++++ DATA SHOWN ++++
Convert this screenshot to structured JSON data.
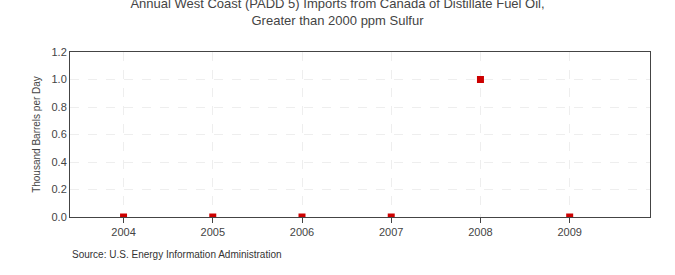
{
  "chart_data": {
    "type": "scatter",
    "title": "Annual West Coast (PADD 5) Imports from Canada of Distillate Fuel Oil, Greater than 2000 ppm Sulfur",
    "ylabel": "Thousand Barrels per Day",
    "source": "Source: U.S. Energy Information Administration",
    "x": [
      2004,
      2005,
      2006,
      2007,
      2008,
      2009
    ],
    "values": [
      0.0,
      0.0,
      0.0,
      0.0,
      1.0,
      0.0
    ],
    "color": "#CC0000",
    "marker": "square",
    "xlim": [
      2003.4,
      2009.9
    ],
    "ylim": [
      0.0,
      1.2
    ],
    "xticks": [
      2004,
      2005,
      2006,
      2007,
      2008,
      2009
    ],
    "yticks": [
      {
        "value": 0.0,
        "label": "0.0"
      },
      0.2,
      0.4,
      0.6,
      0.8,
      {
        "value": 1.0,
        "label": "1.0"
      },
      1.2
    ],
    "grid": true
  }
}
++++
Omit any images, then output the listing exactly.

__CORRECT RESPONSE__.
Convert this screenshot to structured JSON data.
{
  "chart_data": {
    "type": "scatter",
    "title": "Annual West Coast (PADD 5) Imports from Canada of Distillate Fuel Oil, Greater than 2000 ppm Sulfur",
    "ylabel": "Thousand Barrels per Day",
    "source": "Source: U.S. Energy Information Administration",
    "x": [
      2004,
      2005,
      2006,
      2007,
      2008,
      2009
    ],
    "values": [
      0.0,
      0.0,
      0.0,
      0.0,
      1.0,
      0.0
    ],
    "color": "#CC0000",
    "marker": "square",
    "xlim": [
      2003.4,
      2009.9
    ],
    "ylim": [
      0.0,
      1.2
    ],
    "xticks": [
      2004,
      2005,
      2006,
      2007,
      2008,
      2009
    ],
    "yticks": [
      {
        "value": 0.0,
        "label": "0.0"
      },
      0.2,
      0.4,
      0.6,
      0.8,
      {
        "value": 1.0,
        "label": "1.0"
      },
      1.2
    ],
    "grid": true
  }
}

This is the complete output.